**EXERCISE TASK:** Would you extract the whole listing below and retype it exactly?

Dataset items:
******

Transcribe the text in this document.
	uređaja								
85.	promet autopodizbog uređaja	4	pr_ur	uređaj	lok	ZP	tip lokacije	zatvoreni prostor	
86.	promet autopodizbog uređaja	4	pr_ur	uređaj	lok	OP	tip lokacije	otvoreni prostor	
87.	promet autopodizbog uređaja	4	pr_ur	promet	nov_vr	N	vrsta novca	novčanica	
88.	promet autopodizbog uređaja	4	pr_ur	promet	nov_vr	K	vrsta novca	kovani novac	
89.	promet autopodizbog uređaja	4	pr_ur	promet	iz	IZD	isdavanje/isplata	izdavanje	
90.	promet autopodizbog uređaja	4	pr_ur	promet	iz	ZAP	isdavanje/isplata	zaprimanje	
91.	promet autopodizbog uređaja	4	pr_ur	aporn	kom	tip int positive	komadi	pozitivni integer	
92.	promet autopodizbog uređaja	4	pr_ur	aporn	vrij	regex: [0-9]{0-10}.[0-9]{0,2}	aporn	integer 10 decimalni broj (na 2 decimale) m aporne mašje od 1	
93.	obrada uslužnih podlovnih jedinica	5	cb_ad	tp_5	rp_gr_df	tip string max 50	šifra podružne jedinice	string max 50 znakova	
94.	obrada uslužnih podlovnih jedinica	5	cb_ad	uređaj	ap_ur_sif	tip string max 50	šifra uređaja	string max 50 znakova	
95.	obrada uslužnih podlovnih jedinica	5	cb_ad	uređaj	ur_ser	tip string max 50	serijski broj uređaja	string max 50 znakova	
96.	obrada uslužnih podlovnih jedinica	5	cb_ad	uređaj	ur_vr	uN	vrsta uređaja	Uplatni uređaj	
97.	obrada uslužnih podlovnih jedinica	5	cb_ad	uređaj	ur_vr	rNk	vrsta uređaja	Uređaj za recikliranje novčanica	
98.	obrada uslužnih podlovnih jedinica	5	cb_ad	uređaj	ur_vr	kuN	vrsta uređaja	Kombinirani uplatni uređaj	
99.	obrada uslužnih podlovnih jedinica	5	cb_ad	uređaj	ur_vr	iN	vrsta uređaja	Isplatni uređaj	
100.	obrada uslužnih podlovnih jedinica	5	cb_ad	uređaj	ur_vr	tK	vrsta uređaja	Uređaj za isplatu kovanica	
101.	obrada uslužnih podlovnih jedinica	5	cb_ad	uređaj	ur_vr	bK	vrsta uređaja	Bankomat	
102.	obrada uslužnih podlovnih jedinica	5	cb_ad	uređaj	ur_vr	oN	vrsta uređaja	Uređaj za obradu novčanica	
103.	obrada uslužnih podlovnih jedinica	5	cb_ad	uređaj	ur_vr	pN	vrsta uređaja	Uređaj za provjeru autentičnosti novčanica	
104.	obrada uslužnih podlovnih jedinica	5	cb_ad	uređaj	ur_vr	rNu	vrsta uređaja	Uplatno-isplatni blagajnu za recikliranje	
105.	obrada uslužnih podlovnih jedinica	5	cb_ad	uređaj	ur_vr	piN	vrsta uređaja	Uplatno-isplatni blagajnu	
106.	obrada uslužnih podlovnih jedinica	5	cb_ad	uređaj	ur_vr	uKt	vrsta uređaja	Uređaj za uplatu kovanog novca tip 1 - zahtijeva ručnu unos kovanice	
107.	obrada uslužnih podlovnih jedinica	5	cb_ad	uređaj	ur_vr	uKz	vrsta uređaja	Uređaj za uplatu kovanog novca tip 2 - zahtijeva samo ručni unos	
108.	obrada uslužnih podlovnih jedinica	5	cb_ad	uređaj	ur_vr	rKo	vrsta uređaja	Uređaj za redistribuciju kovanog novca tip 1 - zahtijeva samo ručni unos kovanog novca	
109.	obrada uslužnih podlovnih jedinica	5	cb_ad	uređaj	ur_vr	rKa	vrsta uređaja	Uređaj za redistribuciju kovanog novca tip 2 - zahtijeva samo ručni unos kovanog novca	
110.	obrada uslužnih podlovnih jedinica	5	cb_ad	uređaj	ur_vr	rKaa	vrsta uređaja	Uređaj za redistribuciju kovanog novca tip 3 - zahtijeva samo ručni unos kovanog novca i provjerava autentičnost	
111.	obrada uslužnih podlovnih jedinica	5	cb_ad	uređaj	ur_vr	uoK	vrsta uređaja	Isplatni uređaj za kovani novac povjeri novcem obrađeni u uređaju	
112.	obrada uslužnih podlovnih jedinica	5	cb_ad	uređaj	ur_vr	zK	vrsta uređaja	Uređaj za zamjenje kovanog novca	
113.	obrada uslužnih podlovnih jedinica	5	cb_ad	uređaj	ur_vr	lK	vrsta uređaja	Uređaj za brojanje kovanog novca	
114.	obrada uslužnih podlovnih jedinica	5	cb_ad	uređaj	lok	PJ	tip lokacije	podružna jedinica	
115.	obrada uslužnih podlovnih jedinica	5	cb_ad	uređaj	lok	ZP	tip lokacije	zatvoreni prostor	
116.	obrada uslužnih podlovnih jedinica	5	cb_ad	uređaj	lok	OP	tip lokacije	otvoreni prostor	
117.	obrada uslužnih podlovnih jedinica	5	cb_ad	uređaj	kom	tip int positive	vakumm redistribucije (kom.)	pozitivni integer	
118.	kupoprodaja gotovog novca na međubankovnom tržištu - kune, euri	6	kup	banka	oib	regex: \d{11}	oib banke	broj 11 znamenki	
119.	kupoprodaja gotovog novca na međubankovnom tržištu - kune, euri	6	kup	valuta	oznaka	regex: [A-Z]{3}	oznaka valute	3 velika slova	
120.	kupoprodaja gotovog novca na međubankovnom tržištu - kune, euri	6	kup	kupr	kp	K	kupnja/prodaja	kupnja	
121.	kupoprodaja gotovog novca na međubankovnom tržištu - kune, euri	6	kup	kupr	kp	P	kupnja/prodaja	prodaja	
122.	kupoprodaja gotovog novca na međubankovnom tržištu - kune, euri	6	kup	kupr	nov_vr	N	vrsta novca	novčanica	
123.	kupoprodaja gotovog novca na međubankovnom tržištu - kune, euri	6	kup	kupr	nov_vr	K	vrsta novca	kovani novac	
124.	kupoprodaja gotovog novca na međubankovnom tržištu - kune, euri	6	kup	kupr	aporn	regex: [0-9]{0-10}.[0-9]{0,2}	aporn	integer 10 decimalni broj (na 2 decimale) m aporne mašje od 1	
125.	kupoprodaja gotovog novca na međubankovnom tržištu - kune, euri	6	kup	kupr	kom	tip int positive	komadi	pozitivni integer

******

**WRITTEN REPLY:**
Transcribe the text in this document.
	uređaja								
85.	promet autopodizbog uređaja	4	pr_ur	uređaj	lok	ZP	tip lokacije	zatvoreni prostor	
86.	promet autopodizbog uređaja	4	pr_ur	uređaj	lok	OP	tip lokacije	otvoreni prostor	
87.	promet autopodizbog uređaja	4	pr_ur	promet	nov_vr	N	vrsta novca	novčanica	
88.	promet autopodizbog uređaja	4	pr_ur	promet	nov_vr	K	vrsta novca	kovani novac	
89.	promet autopodizbog uređaja	4	pr_ur	promet	iz	IZD	isdavanje/isplata	izdavanje	
90.	promet autopodizbog uređaja	4	pr_ur	promet	iz	ZAP	isdavanje/isplata	zaprimanje	
91.	promet autopodizbog uređaja	4	pr_ur	aporn	kom	tip int positive	komadi	pozitivni integer	
92.	promet autopodizbog uređaja	4	pr_ur	aporn	vrij	regex: [0-9]{0-10}.[0-9]{0,2}	aporn	integer 10 decimalni broj (na 2 decimale) m aporne mašje od 1	
93.	obrada uslužnih podlovnih jedinica	5	cb_ad	tp_5	rp_gr_df	tip string max 50	šifra podružne jedinice	string max 50 znakova	
94.	obrada uslužnih podlovnih jedinica	5	cb_ad	uređaj	ap_ur_sif	tip string max 50	šifra uređaja	string max 50 znakova	
95.	obrada uslužnih podlovnih jedinica	5	cb_ad	uređaj	ur_ser	tip string max 50	serijski broj uređaja	string max 50 znakova	
96.	obrada uslužnih podlovnih jedinica	5	cb_ad	uređaj	ur_vr	uN	vrsta uređaja	Uplatni uređaj	
97.	obrada uslužnih podlovnih jedinica	5	cb_ad	uređaj	ur_vr	rNk	vrsta uređaja	Uređaj za recikliranje novčanica	
98.	obrada uslužnih podlovnih jedinica	5	cb_ad	uređaj	ur_vr	kuN	vrsta uređaja	Kombinirani uplatni uređaj	
99.	obrada uslužnih podlovnih jedinica	5	cb_ad	uređaj	ur_vr	iN	vrsta uređaja	Isplatni uređaj	
100.	obrada uslužnih podlovnih jedinica	5	cb_ad	uređaj	ur_vr	tK	vrsta uređaja	Uređaj za isplatu kovanica	
101.	obrada uslužnih podlovnih jedinica	5	cb_ad	uređaj	ur_vr	bK	vrsta uređaja	Bankomat	
102.	obrada uslužnih podlovnih jedinica	5	cb_ad	uređaj	ur_vr	oN	vrsta uređaja	Uređaj za obradu novčanica	
103.	obrada uslužnih podlovnih jedinica	5	cb_ad	uređaj	ur_vr	pN	vrsta uređaja	Uređaj za provjeru autentičnosti novčanica	
104.	obrada uslužnih podlovnih jedinica	5	cb_ad	uređaj	ur_vr	rNu	vrsta uređaja	Uplatno-isplatni blagajnu za recikliranje	
105.	obrada uslužnih podlovnih jedinica	5	cb_ad	uređaj	ur_vr	piN	vrsta uređaja	Uplatno-isplatni blagajnu	
106.	obrada uslužnih podlovnih jedinica	5	cb_ad	uređaj	ur_vr	uKt	vrsta uređaja	Uređaj za uplatu kovanog novca tip 1 - zahtijeva ručnu unos kovanice	
107.	obrada uslužnih podlovnih jedinica	5	cb_ad	uređaj	ur_vr	uKz	vrsta uređaja	Uređaj za uplatu kovanog novca tip 2 - zahtijeva samo ručni unos	
108.	obrada uslužnih podlovnih jedinica	5	cb_ad	uređaj	ur_vr	rKo	vrsta uređaja	Uređaj za redistribuciju kovanog novca tip 1 - zahtijeva samo ručni unos kovanog novca	
109.	obrada uslužnih podlovnih jedinica	5	cb_ad	uređaj	ur_vr	rKa	vrsta uređaja	Uređaj za redistribuciju kovanog novca tip 2 - zahtijeva samo ručni unos kovanog novca	
110.	obrada uslužnih podlovnih jedinica	5	cb_ad	uređaj	ur_vr	rKaa	vrsta uređaja	Uređaj za redistribuciju kovanog novca tip 3 - zahtijeva samo ručni unos kovanog novca i provjerava autentičnost	
111.	obrada uslužnih podlovnih jedinica	5	cb_ad	uređaj	ur_vr	uoK	vrsta uređaja	Isplatni uređaj za kovani novac povjeri novcem obrađeni u uređaju	
112.	obrada uslužnih podlovnih jedinica	5	cb_ad	uređaj	ur_vr	zK	vrsta uređaja	Uređaj za zamjenje kovanog novca	
113.	obrada uslužnih podlovnih jedinica	5	cb_ad	uređaj	ur_vr	lK	vrsta uređaja	Uređaj za brojanje kovanog novca	
114.	obrada uslužnih podlovnih jedinica	5	cb_ad	uređaj	lok	PJ	tip lokacije	podružna jedinica	
115.	obrada uslužnih podlovnih jedinica	5	cb_ad	uređaj	lok	ZP	tip lokacije	zatvoreni prostor	
116.	obrada uslužnih podlovnih jedinica	5	cb_ad	uređaj	lok	OP	tip lokacije	otvoreni prostor	
117.	obrada uslužnih podlovnih jedinica	5	cb_ad	uređaj	kom	tip int positive	vakumm redistribucije (kom.)	pozitivni integer	
118.	kupoprodaja gotovog novca na međubankovnom tržištu - kune, euri	6	kup	banka	oib	regex: \d{11}	oib banke	broj 11 znamenki	
119.	kupoprodaja gotovog novca na međubankovnom tržištu - kune, euri	6	kup	valuta	oznaka	regex: [A-Z]{3}	oznaka valute	3 velika slova	
120.	kupoprodaja gotovog novca na međubankovnom tržištu - kune, euri	6	kup	kupr	kp	K	kupnja/prodaja	kupnja	
121.	kupoprodaja gotovog novca na međubankovnom tržištu - kune, euri	6	kup	kupr	kp	P	kupnja/prodaja	prodaja	
122.	kupoprodaja gotovog novca na međubankovnom tržištu - kune, euri	6	kup	kupr	nov_vr	N	vrsta novca	novčanica	
123.	kupoprodaja gotovog novca na međubankovnom tržištu - kune, euri	6	kup	kupr	nov_vr	K	vrsta novca	kovani novac	
124.	kupoprodaja gotovog novca na međubankovnom tržištu - kune, euri	6	kup	kupr	aporn	regex: [0-9]{0-10}.[0-9]{0,2}	aporn	integer 10 decimalni broj (na 2 decimale) m aporne mašje od 1	
125.	kupoprodaja gotovog novca na međubankovnom tržištu - kune, euri	6	kup	kupr	kom	tip int positive	komadi	pozitivni integer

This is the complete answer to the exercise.